## Figure content listings
——

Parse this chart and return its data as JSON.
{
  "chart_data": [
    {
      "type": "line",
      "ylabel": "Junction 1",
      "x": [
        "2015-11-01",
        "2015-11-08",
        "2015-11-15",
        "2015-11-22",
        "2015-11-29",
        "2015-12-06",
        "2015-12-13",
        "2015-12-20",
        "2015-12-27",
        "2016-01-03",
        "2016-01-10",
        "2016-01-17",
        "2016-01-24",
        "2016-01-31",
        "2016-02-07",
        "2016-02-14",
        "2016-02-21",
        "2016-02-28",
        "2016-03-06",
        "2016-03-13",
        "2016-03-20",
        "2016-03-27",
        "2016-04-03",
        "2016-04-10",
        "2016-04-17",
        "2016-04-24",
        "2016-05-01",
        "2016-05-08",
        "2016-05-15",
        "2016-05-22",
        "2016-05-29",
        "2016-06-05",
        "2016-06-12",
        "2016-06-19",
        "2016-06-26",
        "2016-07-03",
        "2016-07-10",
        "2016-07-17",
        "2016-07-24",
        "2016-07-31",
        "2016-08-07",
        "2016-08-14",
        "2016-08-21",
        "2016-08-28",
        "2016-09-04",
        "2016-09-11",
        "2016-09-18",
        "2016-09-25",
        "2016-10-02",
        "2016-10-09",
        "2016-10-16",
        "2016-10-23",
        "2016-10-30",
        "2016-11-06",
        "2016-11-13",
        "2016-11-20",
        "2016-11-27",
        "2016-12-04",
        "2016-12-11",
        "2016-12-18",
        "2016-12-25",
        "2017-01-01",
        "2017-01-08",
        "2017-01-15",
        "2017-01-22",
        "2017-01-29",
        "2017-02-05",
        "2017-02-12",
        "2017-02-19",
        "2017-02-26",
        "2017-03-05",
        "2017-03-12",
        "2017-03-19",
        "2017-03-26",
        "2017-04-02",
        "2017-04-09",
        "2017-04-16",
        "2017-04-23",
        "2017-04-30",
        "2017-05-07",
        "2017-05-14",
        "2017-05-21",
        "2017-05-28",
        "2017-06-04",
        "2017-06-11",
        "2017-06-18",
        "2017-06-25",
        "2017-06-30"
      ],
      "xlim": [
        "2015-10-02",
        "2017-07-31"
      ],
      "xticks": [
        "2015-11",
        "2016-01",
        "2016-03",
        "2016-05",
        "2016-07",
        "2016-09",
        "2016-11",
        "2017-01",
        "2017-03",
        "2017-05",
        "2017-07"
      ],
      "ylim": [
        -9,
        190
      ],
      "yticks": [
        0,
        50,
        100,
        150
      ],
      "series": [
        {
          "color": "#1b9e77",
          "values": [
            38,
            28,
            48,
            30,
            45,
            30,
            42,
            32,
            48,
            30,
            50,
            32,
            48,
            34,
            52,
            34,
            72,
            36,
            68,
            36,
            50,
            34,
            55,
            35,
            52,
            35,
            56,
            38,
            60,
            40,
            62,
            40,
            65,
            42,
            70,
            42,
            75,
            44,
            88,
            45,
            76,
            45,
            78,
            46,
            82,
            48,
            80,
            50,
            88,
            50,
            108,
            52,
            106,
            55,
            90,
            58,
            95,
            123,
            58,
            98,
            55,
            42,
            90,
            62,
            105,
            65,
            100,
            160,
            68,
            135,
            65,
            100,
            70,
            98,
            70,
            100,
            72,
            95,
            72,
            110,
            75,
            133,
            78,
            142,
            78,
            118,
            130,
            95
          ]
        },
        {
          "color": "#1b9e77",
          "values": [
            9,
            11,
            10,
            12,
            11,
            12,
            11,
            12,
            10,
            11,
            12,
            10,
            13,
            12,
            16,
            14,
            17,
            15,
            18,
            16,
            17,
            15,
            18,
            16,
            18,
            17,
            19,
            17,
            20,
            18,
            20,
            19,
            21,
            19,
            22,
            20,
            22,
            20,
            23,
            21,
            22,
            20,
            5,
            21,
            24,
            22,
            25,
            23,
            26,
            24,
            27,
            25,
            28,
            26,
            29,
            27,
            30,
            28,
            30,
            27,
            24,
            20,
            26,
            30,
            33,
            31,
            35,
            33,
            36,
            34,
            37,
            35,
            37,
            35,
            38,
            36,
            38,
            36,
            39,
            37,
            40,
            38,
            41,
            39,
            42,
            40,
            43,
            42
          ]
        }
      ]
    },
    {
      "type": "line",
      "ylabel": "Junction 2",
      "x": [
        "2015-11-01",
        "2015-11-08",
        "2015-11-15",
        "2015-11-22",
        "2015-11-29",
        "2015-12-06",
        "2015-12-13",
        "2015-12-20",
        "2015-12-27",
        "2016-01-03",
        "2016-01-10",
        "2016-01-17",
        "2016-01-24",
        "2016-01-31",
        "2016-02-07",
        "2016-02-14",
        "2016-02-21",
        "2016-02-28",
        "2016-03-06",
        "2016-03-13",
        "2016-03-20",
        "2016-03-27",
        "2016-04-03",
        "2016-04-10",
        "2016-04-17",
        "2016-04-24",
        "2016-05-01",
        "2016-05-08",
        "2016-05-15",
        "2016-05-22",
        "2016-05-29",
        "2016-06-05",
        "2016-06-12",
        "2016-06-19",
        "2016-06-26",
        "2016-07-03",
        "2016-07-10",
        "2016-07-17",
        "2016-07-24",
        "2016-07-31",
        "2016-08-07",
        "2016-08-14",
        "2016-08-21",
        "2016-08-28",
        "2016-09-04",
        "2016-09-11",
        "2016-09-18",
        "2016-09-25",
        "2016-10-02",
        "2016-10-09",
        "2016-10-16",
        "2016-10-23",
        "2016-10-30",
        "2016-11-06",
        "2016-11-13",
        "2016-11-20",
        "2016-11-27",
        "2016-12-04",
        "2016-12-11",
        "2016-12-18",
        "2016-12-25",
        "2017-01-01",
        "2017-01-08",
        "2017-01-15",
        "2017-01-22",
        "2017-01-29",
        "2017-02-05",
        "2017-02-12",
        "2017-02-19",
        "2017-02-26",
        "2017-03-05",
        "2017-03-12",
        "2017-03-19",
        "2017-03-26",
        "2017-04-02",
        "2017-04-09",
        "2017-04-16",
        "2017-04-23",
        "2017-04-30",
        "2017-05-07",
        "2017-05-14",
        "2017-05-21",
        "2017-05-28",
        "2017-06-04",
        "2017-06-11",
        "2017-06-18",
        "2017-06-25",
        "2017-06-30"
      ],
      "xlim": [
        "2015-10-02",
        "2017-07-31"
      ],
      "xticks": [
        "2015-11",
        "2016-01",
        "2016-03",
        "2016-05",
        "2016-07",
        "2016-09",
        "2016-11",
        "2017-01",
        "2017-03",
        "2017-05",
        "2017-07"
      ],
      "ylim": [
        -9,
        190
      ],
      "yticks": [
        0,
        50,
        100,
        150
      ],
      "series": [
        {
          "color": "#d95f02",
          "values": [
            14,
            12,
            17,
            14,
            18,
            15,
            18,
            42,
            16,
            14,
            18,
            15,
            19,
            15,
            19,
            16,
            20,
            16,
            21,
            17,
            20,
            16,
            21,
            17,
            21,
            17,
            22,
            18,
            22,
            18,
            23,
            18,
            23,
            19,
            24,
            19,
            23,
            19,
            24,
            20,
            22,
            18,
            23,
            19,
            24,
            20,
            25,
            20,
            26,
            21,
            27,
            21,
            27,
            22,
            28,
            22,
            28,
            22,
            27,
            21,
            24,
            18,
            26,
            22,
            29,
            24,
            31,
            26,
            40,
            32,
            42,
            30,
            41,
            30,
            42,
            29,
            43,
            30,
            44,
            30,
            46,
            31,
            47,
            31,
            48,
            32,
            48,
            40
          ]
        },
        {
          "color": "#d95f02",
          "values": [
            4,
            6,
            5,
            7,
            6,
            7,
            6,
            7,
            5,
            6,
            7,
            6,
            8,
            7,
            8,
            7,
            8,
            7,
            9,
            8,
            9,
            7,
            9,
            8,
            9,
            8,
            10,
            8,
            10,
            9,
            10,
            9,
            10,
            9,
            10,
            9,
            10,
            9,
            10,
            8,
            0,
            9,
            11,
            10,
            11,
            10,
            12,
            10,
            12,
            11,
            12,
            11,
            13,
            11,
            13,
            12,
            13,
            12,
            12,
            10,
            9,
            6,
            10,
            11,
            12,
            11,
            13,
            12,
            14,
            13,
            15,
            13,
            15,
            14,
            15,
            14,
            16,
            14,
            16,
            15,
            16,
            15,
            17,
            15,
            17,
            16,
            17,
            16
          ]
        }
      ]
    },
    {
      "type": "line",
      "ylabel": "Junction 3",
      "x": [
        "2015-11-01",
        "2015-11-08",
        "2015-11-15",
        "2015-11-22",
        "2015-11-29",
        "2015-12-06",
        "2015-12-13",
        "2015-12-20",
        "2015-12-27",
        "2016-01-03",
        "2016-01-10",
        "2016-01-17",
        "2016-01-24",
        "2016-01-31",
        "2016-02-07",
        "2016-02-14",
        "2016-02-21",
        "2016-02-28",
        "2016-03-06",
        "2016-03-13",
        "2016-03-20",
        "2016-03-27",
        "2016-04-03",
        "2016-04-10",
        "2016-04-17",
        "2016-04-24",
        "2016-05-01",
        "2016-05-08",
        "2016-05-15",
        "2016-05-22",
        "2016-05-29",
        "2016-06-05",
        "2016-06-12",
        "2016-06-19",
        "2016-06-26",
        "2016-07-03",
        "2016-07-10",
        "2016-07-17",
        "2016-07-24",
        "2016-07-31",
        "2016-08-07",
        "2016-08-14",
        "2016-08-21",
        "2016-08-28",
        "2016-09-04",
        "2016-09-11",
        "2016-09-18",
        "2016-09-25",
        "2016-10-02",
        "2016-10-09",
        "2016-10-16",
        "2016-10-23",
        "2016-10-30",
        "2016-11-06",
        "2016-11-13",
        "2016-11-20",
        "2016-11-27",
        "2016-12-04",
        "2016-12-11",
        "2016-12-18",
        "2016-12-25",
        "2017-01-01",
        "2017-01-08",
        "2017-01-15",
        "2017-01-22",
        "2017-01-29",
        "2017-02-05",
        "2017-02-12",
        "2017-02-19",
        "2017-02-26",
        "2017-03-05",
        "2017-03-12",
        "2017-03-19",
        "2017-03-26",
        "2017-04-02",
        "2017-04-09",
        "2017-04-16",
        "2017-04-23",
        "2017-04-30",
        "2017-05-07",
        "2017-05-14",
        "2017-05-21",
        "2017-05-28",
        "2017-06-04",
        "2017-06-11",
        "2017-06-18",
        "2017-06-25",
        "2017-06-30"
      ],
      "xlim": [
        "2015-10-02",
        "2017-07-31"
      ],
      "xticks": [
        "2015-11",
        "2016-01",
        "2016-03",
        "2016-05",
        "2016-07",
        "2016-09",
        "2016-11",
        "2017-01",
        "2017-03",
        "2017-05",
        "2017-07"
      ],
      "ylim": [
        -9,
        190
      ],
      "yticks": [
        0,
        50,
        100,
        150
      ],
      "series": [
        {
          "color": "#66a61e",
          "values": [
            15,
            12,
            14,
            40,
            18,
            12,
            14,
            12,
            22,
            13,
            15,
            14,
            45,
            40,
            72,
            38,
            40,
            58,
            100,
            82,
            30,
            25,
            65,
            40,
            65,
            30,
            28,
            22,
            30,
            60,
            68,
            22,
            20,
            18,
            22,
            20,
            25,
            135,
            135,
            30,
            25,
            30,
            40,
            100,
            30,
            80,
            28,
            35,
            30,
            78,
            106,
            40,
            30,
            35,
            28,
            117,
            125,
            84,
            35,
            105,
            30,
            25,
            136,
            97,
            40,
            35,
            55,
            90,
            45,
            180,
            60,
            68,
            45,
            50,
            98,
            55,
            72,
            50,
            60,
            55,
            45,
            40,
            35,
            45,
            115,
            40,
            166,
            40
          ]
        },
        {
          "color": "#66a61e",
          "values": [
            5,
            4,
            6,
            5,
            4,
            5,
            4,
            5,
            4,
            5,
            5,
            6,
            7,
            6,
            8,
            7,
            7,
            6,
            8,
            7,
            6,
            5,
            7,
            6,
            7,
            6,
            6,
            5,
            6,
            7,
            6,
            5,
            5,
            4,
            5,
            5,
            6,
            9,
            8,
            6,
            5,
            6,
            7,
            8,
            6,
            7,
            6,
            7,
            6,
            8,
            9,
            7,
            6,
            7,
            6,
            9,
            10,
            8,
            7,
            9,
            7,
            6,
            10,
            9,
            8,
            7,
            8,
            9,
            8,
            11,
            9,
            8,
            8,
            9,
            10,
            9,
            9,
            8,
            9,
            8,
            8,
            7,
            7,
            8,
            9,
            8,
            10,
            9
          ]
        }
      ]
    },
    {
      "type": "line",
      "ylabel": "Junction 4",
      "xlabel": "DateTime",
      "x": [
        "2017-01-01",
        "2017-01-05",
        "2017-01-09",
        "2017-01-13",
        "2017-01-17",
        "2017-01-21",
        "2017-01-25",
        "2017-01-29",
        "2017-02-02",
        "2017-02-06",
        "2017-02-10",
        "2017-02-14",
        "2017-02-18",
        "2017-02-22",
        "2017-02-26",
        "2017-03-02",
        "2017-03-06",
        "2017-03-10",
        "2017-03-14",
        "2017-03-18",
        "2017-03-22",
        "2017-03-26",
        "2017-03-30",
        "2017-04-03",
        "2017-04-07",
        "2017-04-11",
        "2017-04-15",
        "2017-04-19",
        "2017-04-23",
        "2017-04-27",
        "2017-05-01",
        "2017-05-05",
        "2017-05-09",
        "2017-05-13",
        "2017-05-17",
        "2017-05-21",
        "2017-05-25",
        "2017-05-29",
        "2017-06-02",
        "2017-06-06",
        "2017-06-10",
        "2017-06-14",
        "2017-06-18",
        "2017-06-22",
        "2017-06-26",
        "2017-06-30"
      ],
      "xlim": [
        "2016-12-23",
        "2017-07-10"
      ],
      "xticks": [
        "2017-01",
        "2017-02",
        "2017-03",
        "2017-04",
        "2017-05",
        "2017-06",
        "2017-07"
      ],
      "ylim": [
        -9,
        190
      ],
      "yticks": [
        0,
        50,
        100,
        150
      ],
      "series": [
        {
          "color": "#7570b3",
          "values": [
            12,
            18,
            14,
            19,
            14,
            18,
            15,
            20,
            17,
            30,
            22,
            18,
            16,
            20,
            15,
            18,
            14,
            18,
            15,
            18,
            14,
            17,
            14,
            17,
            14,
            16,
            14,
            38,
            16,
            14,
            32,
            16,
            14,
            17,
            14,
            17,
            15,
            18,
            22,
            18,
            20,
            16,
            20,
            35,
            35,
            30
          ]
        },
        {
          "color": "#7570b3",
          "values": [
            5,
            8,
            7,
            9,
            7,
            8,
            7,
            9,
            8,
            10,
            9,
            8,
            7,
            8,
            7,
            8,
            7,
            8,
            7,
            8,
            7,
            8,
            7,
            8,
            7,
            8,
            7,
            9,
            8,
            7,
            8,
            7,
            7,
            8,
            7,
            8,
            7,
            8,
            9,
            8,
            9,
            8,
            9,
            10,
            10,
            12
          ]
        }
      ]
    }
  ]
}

——

## Directions
Check each line of the entries above for the word "ylabel". List the ones that have it.

## Exercise response
      "ylabel": "Junction 1",
      "ylabel": "Junction 2",
      "ylabel": "Junction 3",
      "ylabel": "Junction 4",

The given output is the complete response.